▶ _RECORD EXCERPTS_

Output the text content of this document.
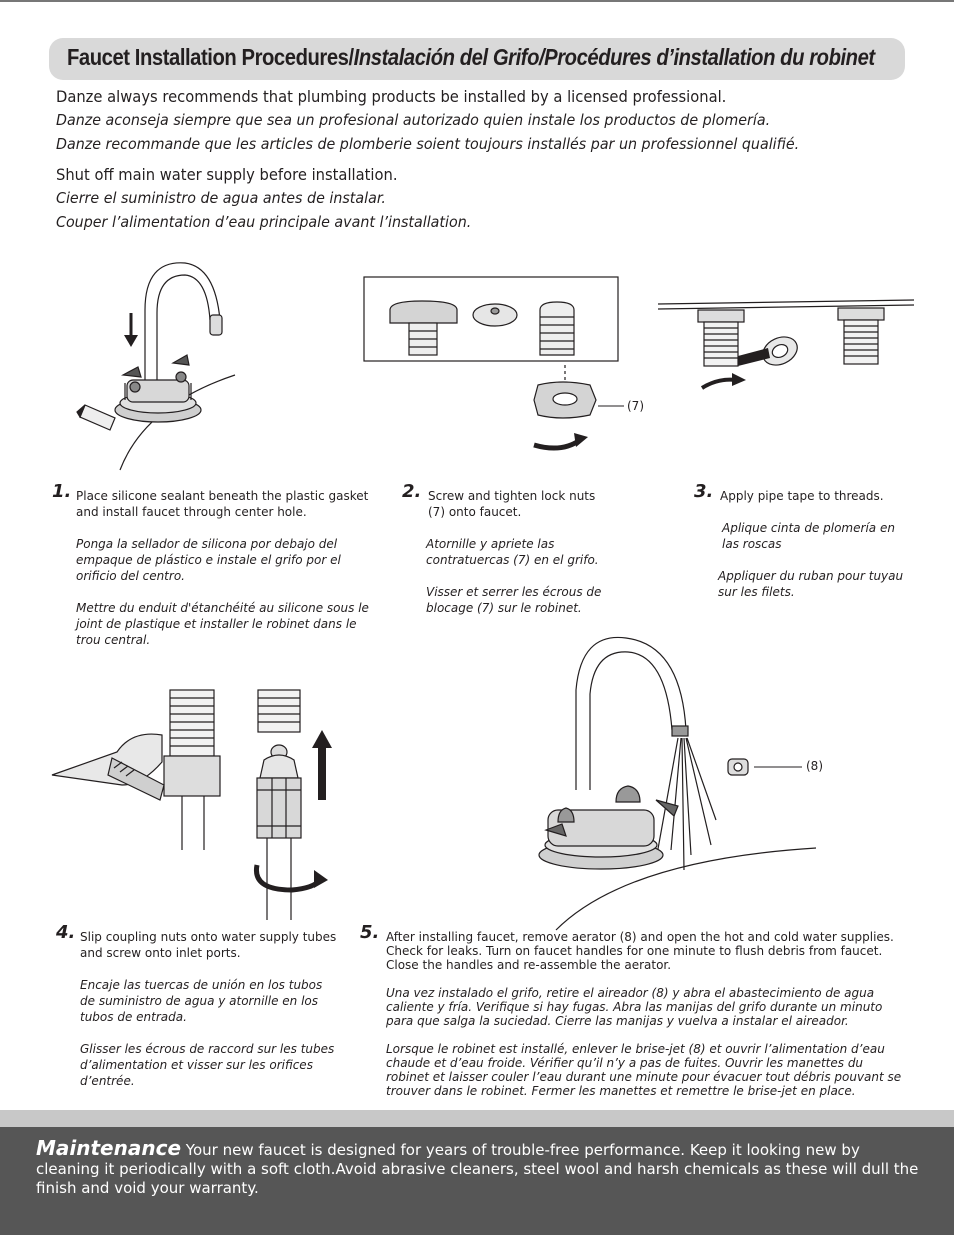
Faucet Installation Procedures/Instalación del Grifo/Procédures d’installation du robinet
Danze always recommends that plumbing products be installed by a licensed professional.
Danze aconseja siempre que sea un profesional autorizado quien instale los productos de plomería.
Danze recommande que les articles de plomberie soient toujours installés par un professionnel qualifié.
Shut off main water supply before installation.
Cierre el suministro de agua antes de instalar.
Couper l’alimentation d’eau principale avant l’installation.
(7)
1. Place silicone sealant beneath the plastic gasket and install faucet through center hole.

Ponga la sellador de silicona por debajo del empaque de plástico e instale el grifo por el orificio del centro.

Mettre du enduit d'étanchéité au silicone sous le joint de plastique et installer le robinet dans le trou central.

2. Screw and tighten lock nuts (7) onto faucet.

Atornille y apriete las contratuercas (7) en el grifo.

Visser et serrer les écrous de blocage (7) sur le robinet.

3. Apply pipe tape to threads.

Aplique cinta de plomería en las roscas

Appliquer du ruban pour tuyau sur les filets.

(8)
4. Slip coupling nuts onto water supply tubes and screw onto inlet ports.

Encaje las tuercas de unión en los tubos de suministro de agua y atornille en los tubos de entrada.

Glisser les écrous de raccord sur les tubes d’alimentation et visser sur les orifices d’entrée.

5. After installing faucet, remove aerator (8) and open the hot and cold water supplies. Check for leaks. Turn on faucet handles for one minute to flush debris from faucet. Close the handles and re-assemble the aerator.

Una vez instalado el grifo, retire el aireador (8) y abra el abastecimiento de agua caliente y fría. Verifique si hay fugas. Abra las manijas del grifo durante un minuto para que salga la suciedad. Cierre las manijas y vuelva a instalar el aireador.

Lorsque le robinet est installé, enlever le brise-jet (8) et ouvrir l’alimentation d’eau chaude et d’eau froide. Vérifier qu’il n’y a pas de fuites. Ouvrir les manettes du robinet et laisser couler l’eau durant une minute pour évacuer tout débris pouvant se trouver dans le robinet. Fermer les manettes et remettre le brise-jet en place.

Maintenance Your new faucet is designed for years of trouble-free performance. Keep it looking new by cleaning it periodically with a soft cloth.Avoid abrasive cleaners, steel wool and harsh chemicals as these will dull the finish and void your warranty.
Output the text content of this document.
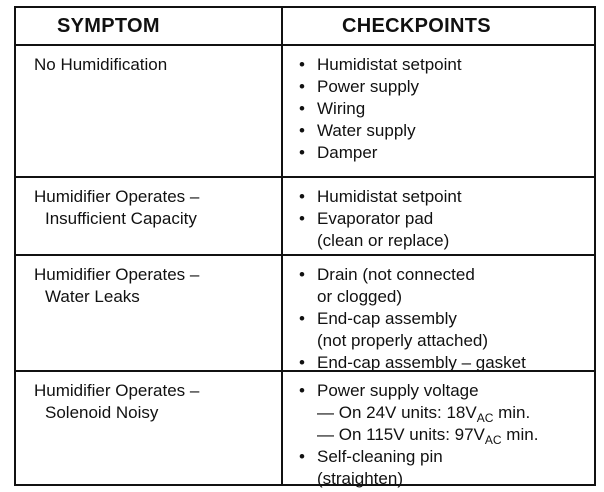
SYMPTOM	CHECKPOINTS
No Humidification	• Humidistat setpoint
• Power supply
• Wiring
• Water supply
• Damper
Humidifier Operates –
Insufficient Capacity
• Humidistat setpoint
• Evaporator pad
(clean or replace)
Humidifier Operates –
Water Leaks
• Drain (not connected
or clogged)
• End-cap assembly
(not properly attached)
• End-cap assembly – gasket
Humidifier Operates –
Solenoid Noisy
• Power supply voltage
— On 24V units: $18V_{AC}$ min.
— On 115V units: $97V_{AC}$ min.
• Self-cleaning pin
(straighten)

▶ _TASK STATEMENT_
Omit the pictures, then quote the rest of the material above exactly.

▶ _CORRECT RESPONSE_
Output the text content of this document.
Faucet Installation Procedures/Instalación del Grifo/Procédures d’installation du robinet
Danze always recommends that plumbing products be installed by a licensed professional.
Danze aconseja siempre que sea un profesional autorizado quien instale los productos de plomería.
Danze recommande que les articles de plomberie soient toujours installés par un professionnel qualifié.
Shut off main water supply before installation.
Cierre el suministro de agua antes de instalar.
Couper l’alimentation d’eau principale avant l’installation.
(7)
1. Place silicone sealant beneath the plastic gasket and install faucet through center hole.

Ponga la sellador de silicona por debajo del empaque de plástico e instale el grifo por el orificio del centro.

Mettre du enduit d'étanchéité au silicone sous le joint de plastique et installer le robinet dans le trou central.

2. Screw and tighten lock nuts (7) onto faucet.

Atornille y apriete las contratuercas (7) en el grifo.

Visser et serrer les écrous de blocage (7) sur le robinet.

3. Apply pipe tape to threads.

Aplique cinta de plomería en las roscas

Appliquer du ruban pour tuyau sur les filets.

(8)
4. Slip coupling nuts onto water supply tubes and screw onto inlet ports.

Encaje las tuercas de unión en los tubos de suministro de agua y atornille en los tubos de entrada.

Glisser les écrous de raccord sur les tubes d’alimentation et visser sur les orifices d’entrée.

5. After installing faucet, remove aerator (8) and open the hot and cold water supplies. Check for leaks. Turn on faucet handles for one minute to flush debris from faucet. Close the handles and re-assemble the aerator.

Una vez instalado el grifo, retire el aireador (8) y abra el abastecimiento de agua caliente y fría. Verifique si hay fugas. Abra las manijas del grifo durante un minuto para que salga la suciedad. Cierre las manijas y vuelva a instalar el aireador.

Lorsque le robinet est installé, enlever le brise-jet (8) et ouvrir l’alimentation d’eau chaude et d’eau froide. Vérifier qu’il n’y a pas de fuites. Ouvrir les manettes du robinet et laisser couler l’eau durant une minute pour évacuer tout débris pouvant se trouver dans le robinet. Fermer les manettes et remettre le brise-jet en place.

Maintenance Your new faucet is designed for years of trouble-free performance. Keep it looking new by cleaning it periodically with a soft cloth.Avoid abrasive cleaners, steel wool and harsh chemicals as these will dull the finish and void your warranty.
Output the text content of this document.
SYMPTOM	CHECKPOINTS
No Humidification	• Humidistat setpoint
• Power supply
• Wiring
• Water supply
• Damper
Humidifier Operates –
Insufficient Capacity
• Humidistat setpoint
• Evaporator pad
(clean or replace)
Humidifier Operates –
Water Leaks
• Drain (not connected
or clogged)
• End-cap assembly
(not properly attached)
• End-cap assembly – gasket
Humidifier Operates –
Solenoid Noisy
• Power supply voltage
— On 24V units: $18V_{AC}$ min.
— On 115V units: $97V_{AC}$ min.
• Self-cleaning pin
(straighten)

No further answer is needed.